"""

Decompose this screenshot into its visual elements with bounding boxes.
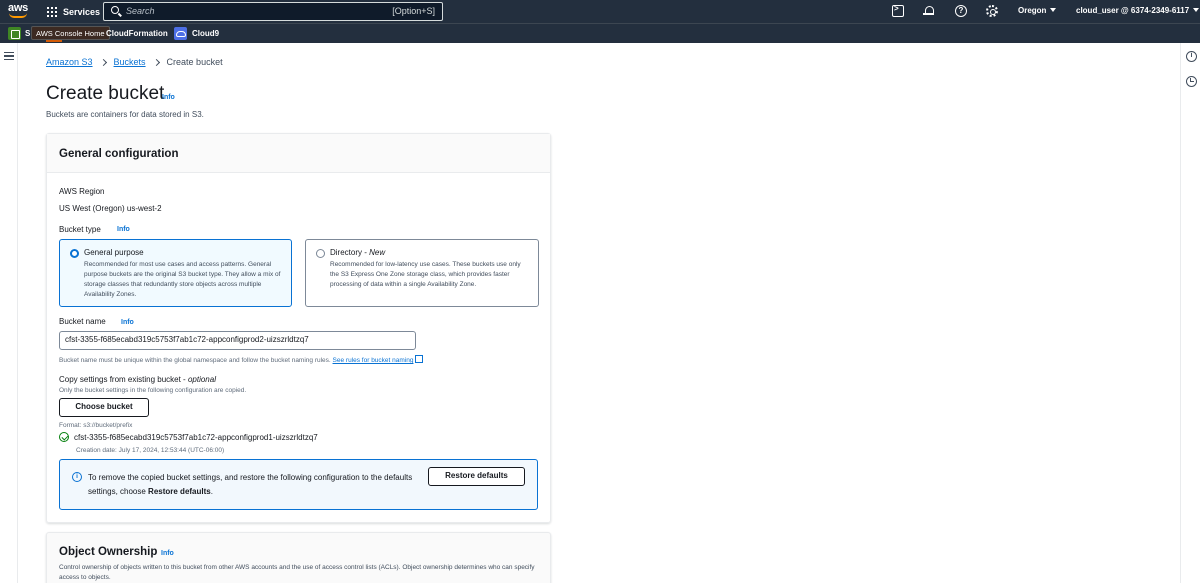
favorite-s3-label[interactable]: S (25, 29, 30, 38)
right-rail: i (1180, 43, 1200, 583)
history-icon[interactable] (1186, 76, 1197, 87)
top-navigation: aws Services Search [Option+S] ? Oregon … (0, 0, 1200, 23)
option-title: Directory - (330, 248, 370, 257)
bucket-name-hint: Bucket name must be unique within the gl… (59, 357, 331, 364)
breadcrumb: Amazon S3 Buckets Create bucket (46, 57, 223, 67)
caret-down-icon (1050, 8, 1057, 12)
object-ownership-description: Control ownership of objects written to … (59, 564, 535, 581)
services-menu-button[interactable]: Services (47, 3, 100, 20)
help-icon[interactable]: ? (955, 5, 967, 17)
cloudshell-icon[interactable] (892, 4, 904, 17)
caret-down-icon (1193, 8, 1200, 12)
bucket-type-info-link[interactable]: Info (117, 226, 130, 233)
page-info-link[interactable]: Info (162, 94, 175, 101)
copy-settings-label: Copy settings from existing bucket - (59, 375, 188, 384)
search-placeholder: Search (126, 6, 155, 16)
general-configuration-panel: General configuration AWS Region US West… (46, 133, 551, 523)
page-title: Create bucket (46, 83, 165, 104)
page-description: Buckets are containers for data stored i… (46, 110, 204, 119)
selected-source-bucket: cfst-3355-f685ecabd319c5753f7ab1c72-appc… (74, 433, 318, 442)
option-description: Recommended for low-latency use cases. T… (330, 261, 521, 288)
new-tag: New (369, 248, 386, 257)
bucket-name-label: Bucket name (59, 317, 106, 326)
restore-defaults-button[interactable]: Restore defaults (428, 467, 525, 486)
option-title: General purpose (84, 248, 144, 257)
restore-defaults-alert: i To remove the copied bucket settings, … (59, 459, 538, 510)
radio-unselected[interactable] (316, 249, 325, 258)
alert-text: To remove the copied bucket settings, an… (88, 473, 413, 496)
favorite-cloudformation[interactable]: CloudFormation (106, 29, 168, 38)
services-label: Services (63, 6, 101, 17)
bucket-name-info-link[interactable]: Info (121, 319, 134, 326)
console-home-tooltip: AWS Console Home (31, 26, 110, 40)
region-selector[interactable]: Oregon (1018, 6, 1057, 15)
notifications-icon[interactable] (923, 5, 935, 17)
format-hint: Format: s3://bucket/prefix (59, 422, 133, 429)
option-description: Recommended for most use cases and acces… (84, 261, 281, 298)
grid-icon (47, 6, 57, 17)
favorites-bar: S AWS Console Home CloudFormation Cloud9 (0, 23, 1200, 43)
left-rail (0, 43, 18, 583)
breadcrumb-buckets[interactable]: Buckets (114, 57, 146, 67)
aws-region-label: AWS Region (59, 187, 105, 196)
account-menu[interactable]: cloud_user @ 6374-2349-6117 (1076, 6, 1200, 15)
chevron-right-icon (99, 58, 107, 66)
alert-bold: Restore defaults (148, 487, 211, 496)
panel-title: General configuration (59, 148, 179, 160)
bucket-type-general-purpose[interactable]: General purpose Recommended for most use… (59, 239, 292, 307)
aws-region-value: US West (Oregon) us-west-2 (59, 204, 162, 213)
breadcrumb-current: Create bucket (166, 57, 223, 67)
search-input[interactable]: Search [Option+S] (103, 2, 443, 21)
bucket-type-directory[interactable]: Directory - New Recommended for low-late… (305, 239, 539, 307)
info-panel-icon[interactable]: i (1186, 51, 1197, 62)
radio-selected[interactable] (70, 249, 79, 258)
object-ownership-info-link[interactable]: Info (161, 550, 174, 557)
search-shortcut: [Option+S] (392, 6, 435, 16)
search-icon (111, 6, 119, 14)
success-check-icon (59, 432, 69, 442)
naming-rules-link[interactable]: See rules for bucket naming (333, 357, 414, 364)
copy-settings-hint: Only the bucket settings in the followin… (59, 387, 247, 394)
cloud9-service-icon[interactable] (174, 27, 187, 40)
settings-gear-icon[interactable] (986, 5, 998, 17)
menu-icon[interactable] (4, 52, 14, 60)
optional-tag: optional (187, 375, 216, 384)
info-icon: i (72, 472, 82, 482)
object-ownership-title: Object Ownership (59, 546, 158, 558)
object-ownership-panel: Object Ownership Info Control ownership … (46, 532, 551, 583)
choose-bucket-button[interactable]: Choose bucket (59, 398, 149, 417)
breadcrumb-amazon-s3[interactable]: Amazon S3 (46, 57, 93, 67)
favorite-cloud9[interactable]: Cloud9 (192, 29, 219, 38)
bucket-name-input[interactable]: cfst-3355-f685ecabd319c5753f7ab1c72-appc… (59, 331, 416, 350)
chevron-right-icon (152, 58, 160, 66)
aws-logo[interactable]: aws (8, 3, 30, 19)
bucket-type-label: Bucket type (59, 225, 101, 234)
s3-service-icon[interactable] (8, 27, 21, 40)
creation-date: Creation date: July 17, 2024, 12:53:44 (… (76, 447, 225, 454)
external-link-icon (415, 355, 424, 363)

"""

• **WHAT THE TASK ASKS**
Reproduce every line of the items above verbatim, but omit the pictures.

• **EXERCISE SOLUTION**
Decompose this screenshot into its visual elements with bounding boxes.
favorite-s3-label[interactable]: S (25, 29, 30, 38)
right-rail: i (1180, 43, 1200, 583)
history-icon[interactable] (1186, 76, 1197, 87)
top-navigation: aws Services Search [Option+S] ? Oregon … (0, 0, 1200, 23)
option-title: Directory - (330, 248, 370, 257)
bucket-name-hint: Bucket name must be unique within the gl… (59, 357, 331, 364)
breadcrumb: Amazon S3 Buckets Create bucket (46, 57, 223, 67)
caret-down-icon (1050, 8, 1057, 12)
object-ownership-description: Control ownership of objects written to … (59, 564, 535, 581)
services-menu-button[interactable]: Services (47, 3, 100, 20)
help-icon[interactable]: ? (955, 5, 967, 17)
cloudshell-icon[interactable] (892, 4, 904, 17)
caret-down-icon (1193, 8, 1200, 12)
bucket-type-info-link[interactable]: Info (117, 226, 130, 233)
page-info-link[interactable]: Info (162, 94, 175, 101)
copy-settings-label: Copy settings from existing bucket - (59, 375, 188, 384)
search-placeholder: Search (126, 6, 155, 16)
general-configuration-panel: General configuration AWS Region US West… (46, 133, 551, 523)
page-title: Create bucket (46, 83, 165, 104)
page-description: Buckets are containers for data stored i… (46, 110, 204, 119)
selected-source-bucket: cfst-3355-f685ecabd319c5753f7ab1c72-appc… (74, 433, 318, 442)
option-description: Recommended for low-latency use cases. T… (330, 261, 521, 288)
new-tag: New (369, 248, 386, 257)
bucket-name-label: Bucket name (59, 317, 106, 326)
restore-defaults-button[interactable]: Restore defaults (428, 467, 525, 486)
option-title: General purpose (84, 248, 144, 257)
restore-defaults-alert: i To remove the copied bucket settings, … (59, 459, 538, 510)
radio-unselected[interactable] (316, 249, 325, 258)
alert-text: To remove the copied bucket settings, an… (88, 473, 413, 496)
favorite-cloudformation[interactable]: CloudFormation (106, 29, 168, 38)
services-label: Services (63, 6, 101, 17)
bucket-name-info-link[interactable]: Info (121, 319, 134, 326)
console-home-tooltip: AWS Console Home (31, 26, 110, 40)
region-selector[interactable]: Oregon (1018, 6, 1057, 15)
notifications-icon[interactable] (923, 5, 935, 17)
format-hint: Format: s3://bucket/prefix (59, 422, 133, 429)
option-description: Recommended for most use cases and acces… (84, 261, 281, 298)
grid-icon (47, 6, 57, 17)
favorites-bar: S AWS Console Home CloudFormation Cloud9 (0, 23, 1200, 43)
left-rail (0, 43, 18, 583)
breadcrumb-buckets[interactable]: Buckets (114, 57, 146, 67)
aws-region-label: AWS Region (59, 187, 105, 196)
account-menu[interactable]: cloud_user @ 6374-2349-6117 (1076, 6, 1200, 15)
chevron-right-icon (99, 58, 107, 66)
alert-bold: Restore defaults (148, 487, 211, 496)
panel-title: General configuration (59, 148, 179, 160)
bucket-type-general-purpose[interactable]: General purpose Recommended for most use… (59, 239, 292, 307)
aws-region-value: US West (Oregon) us-west-2 (59, 204, 162, 213)
breadcrumb-current: Create bucket (166, 57, 223, 67)
search-input[interactable]: Search [Option+S] (103, 2, 443, 21)
bucket-type-directory[interactable]: Directory - New Recommended for low-late… (305, 239, 539, 307)
info-panel-icon[interactable]: i (1186, 51, 1197, 62)
radio-selected[interactable] (70, 249, 79, 258)
object-ownership-info-link[interactable]: Info (161, 550, 174, 557)
search-shortcut: [Option+S] (392, 6, 435, 16)
search-icon (111, 6, 119, 14)
success-check-icon (59, 432, 69, 442)
naming-rules-link[interactable]: See rules for bucket naming (333, 357, 414, 364)
copy-settings-hint: Only the bucket settings in the followin… (59, 387, 247, 394)
cloud9-service-icon[interactable] (174, 27, 187, 40)
settings-gear-icon[interactable] (986, 5, 998, 17)
menu-icon[interactable] (4, 52, 14, 60)
optional-tag: optional (187, 375, 216, 384)
info-icon: i (72, 472, 82, 482)
object-ownership-title: Object Ownership (59, 546, 158, 558)
object-ownership-panel: Object Ownership Info Control ownership … (46, 532, 551, 583)
choose-bucket-button[interactable]: Choose bucket (59, 398, 149, 417)
breadcrumb-amazon-s3[interactable]: Amazon S3 (46, 57, 93, 67)
favorite-cloud9[interactable]: Cloud9 (192, 29, 219, 38)
bucket-name-input[interactable]: cfst-3355-f685ecabd319c5753f7ab1c72-appc… (59, 331, 416, 350)
chevron-right-icon (152, 58, 160, 66)
aws-logo[interactable]: aws (8, 3, 30, 19)
bucket-type-label: Bucket type (59, 225, 101, 234)
s3-service-icon[interactable] (8, 27, 21, 40)
creation-date: Creation date: July 17, 2024, 12:53:44 (… (76, 447, 225, 454)
external-link-icon (415, 355, 424, 363)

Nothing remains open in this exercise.